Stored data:

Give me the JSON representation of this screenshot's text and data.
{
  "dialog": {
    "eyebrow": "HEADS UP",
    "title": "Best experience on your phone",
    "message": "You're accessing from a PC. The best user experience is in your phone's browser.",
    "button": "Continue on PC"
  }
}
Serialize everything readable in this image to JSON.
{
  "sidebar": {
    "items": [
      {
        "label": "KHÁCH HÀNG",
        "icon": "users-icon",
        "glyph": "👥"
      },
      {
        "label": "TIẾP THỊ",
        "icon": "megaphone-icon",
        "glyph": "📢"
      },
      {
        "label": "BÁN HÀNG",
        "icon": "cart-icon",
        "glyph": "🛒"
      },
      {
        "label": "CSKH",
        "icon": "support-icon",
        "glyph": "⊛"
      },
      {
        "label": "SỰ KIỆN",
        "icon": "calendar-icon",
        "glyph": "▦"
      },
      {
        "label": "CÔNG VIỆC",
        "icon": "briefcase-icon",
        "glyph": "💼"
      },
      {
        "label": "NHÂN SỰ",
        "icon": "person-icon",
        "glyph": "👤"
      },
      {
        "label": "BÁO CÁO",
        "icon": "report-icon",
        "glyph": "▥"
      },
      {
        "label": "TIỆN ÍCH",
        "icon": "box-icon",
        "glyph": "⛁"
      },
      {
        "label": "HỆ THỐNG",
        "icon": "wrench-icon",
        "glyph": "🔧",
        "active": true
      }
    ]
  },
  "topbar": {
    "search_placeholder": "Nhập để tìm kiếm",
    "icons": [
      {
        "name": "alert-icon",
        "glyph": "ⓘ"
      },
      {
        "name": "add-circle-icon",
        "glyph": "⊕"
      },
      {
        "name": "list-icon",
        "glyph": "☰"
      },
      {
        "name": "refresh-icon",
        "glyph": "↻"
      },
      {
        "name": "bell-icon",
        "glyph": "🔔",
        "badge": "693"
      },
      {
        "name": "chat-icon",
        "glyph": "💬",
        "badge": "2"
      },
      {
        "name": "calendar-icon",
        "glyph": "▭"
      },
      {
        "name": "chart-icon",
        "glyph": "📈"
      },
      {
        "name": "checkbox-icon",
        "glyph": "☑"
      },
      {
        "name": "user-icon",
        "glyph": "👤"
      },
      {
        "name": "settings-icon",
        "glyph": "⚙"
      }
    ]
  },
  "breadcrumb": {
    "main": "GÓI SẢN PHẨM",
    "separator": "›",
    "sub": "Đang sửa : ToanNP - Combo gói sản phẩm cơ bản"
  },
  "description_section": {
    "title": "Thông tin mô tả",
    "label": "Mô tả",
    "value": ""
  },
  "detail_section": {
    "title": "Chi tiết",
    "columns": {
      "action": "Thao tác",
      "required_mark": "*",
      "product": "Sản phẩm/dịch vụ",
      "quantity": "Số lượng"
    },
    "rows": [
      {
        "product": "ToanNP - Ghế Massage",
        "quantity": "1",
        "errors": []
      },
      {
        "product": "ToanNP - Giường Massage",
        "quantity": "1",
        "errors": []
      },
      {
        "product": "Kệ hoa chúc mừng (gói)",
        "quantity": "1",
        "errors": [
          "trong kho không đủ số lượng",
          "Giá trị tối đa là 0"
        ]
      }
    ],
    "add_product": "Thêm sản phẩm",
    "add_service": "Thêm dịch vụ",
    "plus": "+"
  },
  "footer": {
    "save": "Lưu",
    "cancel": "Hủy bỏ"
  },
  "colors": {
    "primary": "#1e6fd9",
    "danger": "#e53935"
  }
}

YOUR TASK: Reproduce all the records precisely.

FULL ANSWER:
Give me the JSON representation of this screenshot's text and data.
{
  "dialog": {
    "eyebrow": "HEADS UP",
    "title": "Best experience on your phone",
    "message": "You're accessing from a PC. The best user experience is in your phone's browser.",
    "button": "Continue on PC"
  }
}
Serialize everything readable in this image to JSON.
{
  "sidebar": {
    "items": [
      {
        "label": "KHÁCH HÀNG",
        "icon": "users-icon",
        "glyph": "👥"
      },
      {
        "label": "TIẾP THỊ",
        "icon": "megaphone-icon",
        "glyph": "📢"
      },
      {
        "label": "BÁN HÀNG",
        "icon": "cart-icon",
        "glyph": "🛒"
      },
      {
        "label": "CSKH",
        "icon": "support-icon",
        "glyph": "⊛"
      },
      {
        "label": "SỰ KIỆN",
        "icon": "calendar-icon",
        "glyph": "▦"
      },
      {
        "label": "CÔNG VIỆC",
        "icon": "briefcase-icon",
        "glyph": "💼"
      },
      {
        "label": "NHÂN SỰ",
        "icon": "person-icon",
        "glyph": "👤"
      },
      {
        "label": "BÁO CÁO",
        "icon": "report-icon",
        "glyph": "▥"
      },
      {
        "label": "TIỆN ÍCH",
        "icon": "box-icon",
        "glyph": "⛁"
      },
      {
        "label": "HỆ THỐNG",
        "icon": "wrench-icon",
        "glyph": "🔧",
        "active": true
      }
    ]
  },
  "topbar": {
    "search_placeholder": "Nhập để tìm kiếm",
    "icons": [
      {
        "name": "alert-icon",
        "glyph": "ⓘ"
      },
      {
        "name": "add-circle-icon",
        "glyph": "⊕"
      },
      {
        "name": "list-icon",
        "glyph": "☰"
      },
      {
        "name": "refresh-icon",
        "glyph": "↻"
      },
      {
        "name": "bell-icon",
        "glyph": "🔔",
        "badge": "693"
      },
      {
        "name": "chat-icon",
        "glyph": "💬",
        "badge": "2"
      },
      {
        "name": "calendar-icon",
        "glyph": "▭"
      },
      {
        "name": "chart-icon",
        "glyph": "📈"
      },
      {
        "name": "checkbox-icon",
        "glyph": "☑"
      },
      {
        "name": "user-icon",
        "glyph": "👤"
      },
      {
        "name": "settings-icon",
        "glyph": "⚙"
      }
    ]
  },
  "breadcrumb": {
    "main": "GÓI SẢN PHẨM",
    "separator": "›",
    "sub": "Đang sửa : ToanNP - Combo gói sản phẩm cơ bản"
  },
  "description_section": {
    "title": "Thông tin mô tả",
    "label": "Mô tả",
    "value": ""
  },
  "detail_section": {
    "title": "Chi tiết",
    "columns": {
      "action": "Thao tác",
      "required_mark": "*",
      "product": "Sản phẩm/dịch vụ",
      "quantity": "Số lượng"
    },
    "rows": [
      {
        "product": "ToanNP - Ghế Massage",
        "quantity": "1",
        "errors": []
      },
      {
        "product": "ToanNP - Giường Massage",
        "quantity": "1",
        "errors": []
      },
      {
        "product": "Kệ hoa chúc mừng (gói)",
        "quantity": "1",
        "errors": [
          "trong kho không đủ số lượng",
          "Giá trị tối đa là 0"
        ]
      }
    ],
    "add_product": "Thêm sản phẩm",
    "add_service": "Thêm dịch vụ",
    "plus": "+"
  },
  "footer": {
    "save": "Lưu",
    "cancel": "Hủy bỏ"
  },
  "colors": {
    "primary": "#1e6fd9",
    "danger": "#e53935"
  }
}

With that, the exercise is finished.